*INSTRUCTIONS FOR THE TASK*.
Copy each line below in which the word "label" occurs.

*EXERCISE MATERIAL*.
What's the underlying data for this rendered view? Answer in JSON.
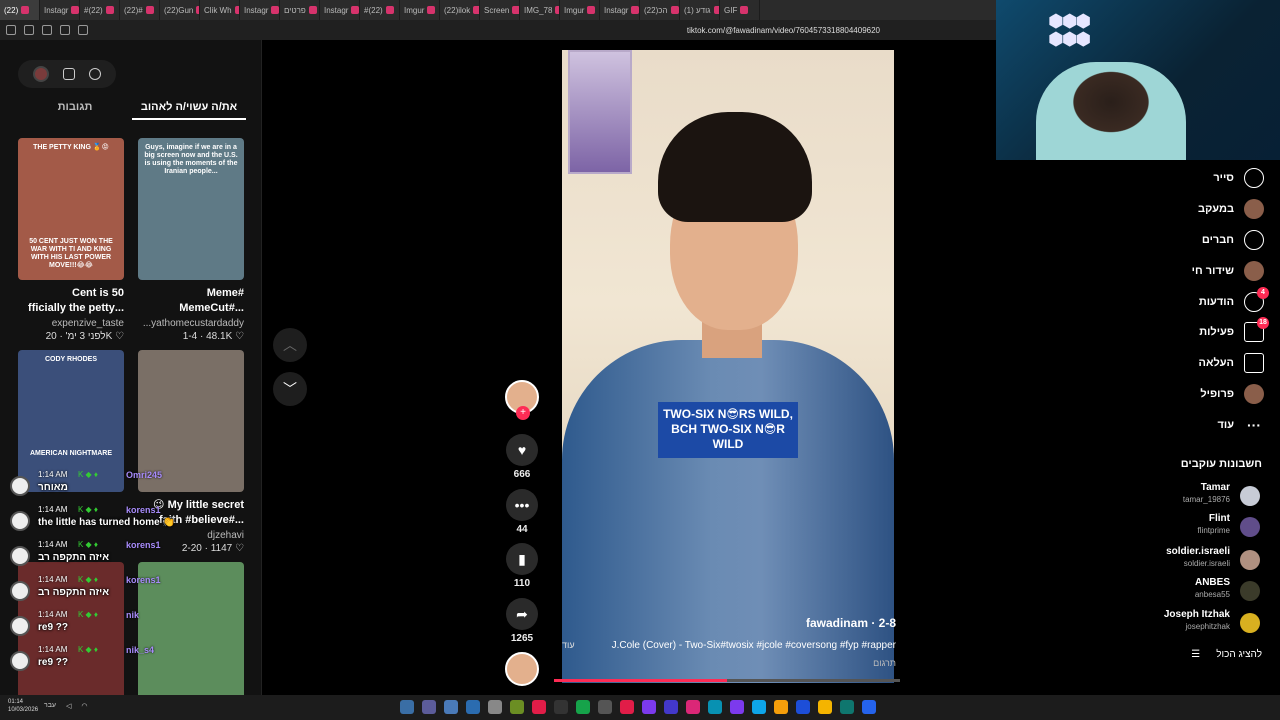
{
  "browser": {
    "tabs": [
      "(22)",
      "Instagr",
      "#(22)",
      "(22)#",
      "(22)Gun",
      "Clik Wh",
      "Instagr",
      "פרטים",
      "Instagr",
      "#(22)",
      "Imgur",
      "(22)ilok",
      "Screen",
      "IMG_78",
      "Imgur",
      "Instagr",
      "(22)הכ",
      "(1) גודע",
      "GIF"
    ],
    "active_tab_index": 0,
    "url": "tiktok.com/@fawadinam/video/7604573318804409620"
  },
  "left_panel": {
    "tabs": [
      "את/ה עשוי/ה לאהוב",
      "תגובות"
    ],
    "active_tab": 0,
    "cards": [
      {
        "caption": "THE PETTY KING 🏅😡",
        "subcaption": "50 CENT JUST WON THE WAR WITH TI AND KING WITH HIS LAST POWER MOVE!!!😂😂",
        "title": "50 Cent is\n...fficially the petty",
        "user": "expenzive_taste",
        "views": "20K",
        "date": "לפני 3 ימ'",
        "thumb_color": "#a35a48"
      },
      {
        "caption": "Guys, imagine if we are in a big screen now and the U.S. is using the moments of the Iranian people...",
        "subcaption": "",
        "title": "#Meme\n...#MemeCut",
        "user": "...yathomecustardaddy",
        "views": "48.1K",
        "date": "1-4",
        "thumb_color": "#5f7a86"
      },
      {
        "caption": "CODY RHODES",
        "subcaption": "AMERICAN NIGHTMARE",
        "title": "",
        "user": "",
        "views": "",
        "date": "",
        "thumb_color": "#3b4f7a"
      },
      {
        "caption": "",
        "subcaption": "",
        "title": "My little secret 😉\n...#faith #believe",
        "user": "djzehavi",
        "views": "1147",
        "date": "2-20",
        "thumb_color": "#7a6f66"
      },
      {
        "caption": "",
        "subcaption": "",
        "title": "",
        "user": "",
        "views": "",
        "date": "",
        "thumb_color": "#6a2b2b"
      },
      {
        "caption": "",
        "subcaption": "",
        "title": "",
        "user": "",
        "views": "",
        "date": "",
        "thumb_color": "#5c8d5c"
      }
    ]
  },
  "chat": [
    {
      "time": "1:14 AM",
      "nick": "Omri245",
      "msg": "מאוחר"
    },
    {
      "time": "1:14 AM",
      "nick": "korens1",
      "msg": "the little has turned home 👏"
    },
    {
      "time": "1:14 AM",
      "nick": "korens1",
      "msg": "איזה התקפה רב"
    },
    {
      "time": "1:14 AM",
      "nick": "korens1",
      "msg": "איזה התקפה רב"
    },
    {
      "time": "1:14 AM",
      "nick": "nik",
      "msg": "re9 ??"
    },
    {
      "time": "1:14 AM",
      "nik2": "",
      "nick": "nik_s4",
      "msg": "re9 ??"
    }
  ],
  "video": {
    "overlay_text": "TWO-SIX N😎RS WILD, BCH TWO-SIX N😎R WILD",
    "username": "fawadinam",
    "date": "2-8",
    "description": "J.Cole (Cover) - Two-Six#twosix #jcole #coversong #fyp #rapper",
    "more": "עוד",
    "translate": "תרגום",
    "progress_percent": 50
  },
  "actions": {
    "likes": "666",
    "comments": "44",
    "saves": "110",
    "shares": "1265",
    "follow_plus": "+"
  },
  "right_nav": {
    "items": [
      {
        "label": "סייר",
        "icon": "compass-icon"
      },
      {
        "label": "במעקב",
        "icon": "following-avatar-icon"
      },
      {
        "label": "חברים",
        "icon": "friends-icon"
      },
      {
        "label": "שידור חי",
        "icon": "live-icon"
      },
      {
        "label": "הודעות",
        "icon": "messages-icon",
        "badge": "4"
      },
      {
        "label": "פעילות",
        "icon": "activity-icon",
        "badge": "18"
      },
      {
        "label": "העלאה",
        "icon": "upload-icon"
      },
      {
        "label": "פרופיל",
        "icon": "profile-icon"
      },
      {
        "label": "עוד",
        "icon": "more-icon"
      }
    ],
    "following_heading": "חשבונות עוקבים",
    "accounts": [
      {
        "name": "Tamar",
        "handle": "tamar_19876"
      },
      {
        "name": "Flint",
        "handle": "flintprime"
      },
      {
        "name": "soldier.israeli",
        "handle": "soldier.israeli"
      },
      {
        "name": "ANBES",
        "handle": "anbesa55"
      },
      {
        "name": "Joseph Itzhak",
        "handle": "josephitzhak"
      }
    ],
    "show_all": "להציג הכול"
  },
  "taskbar": {
    "time": "01:14",
    "date": "10/03/2026",
    "lang": "עבר"
  }
}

*ANSWER TO THE PROBLEM*.
        "label": "סייר",
        "label": "במעקב",
        "label": "חברים",
        "label": "שידור חי",
        "label": "הודעות",
        "label": "פעילות",
        "label": "העלאה",
        "label": "פרופיל",
        "label": "עוד",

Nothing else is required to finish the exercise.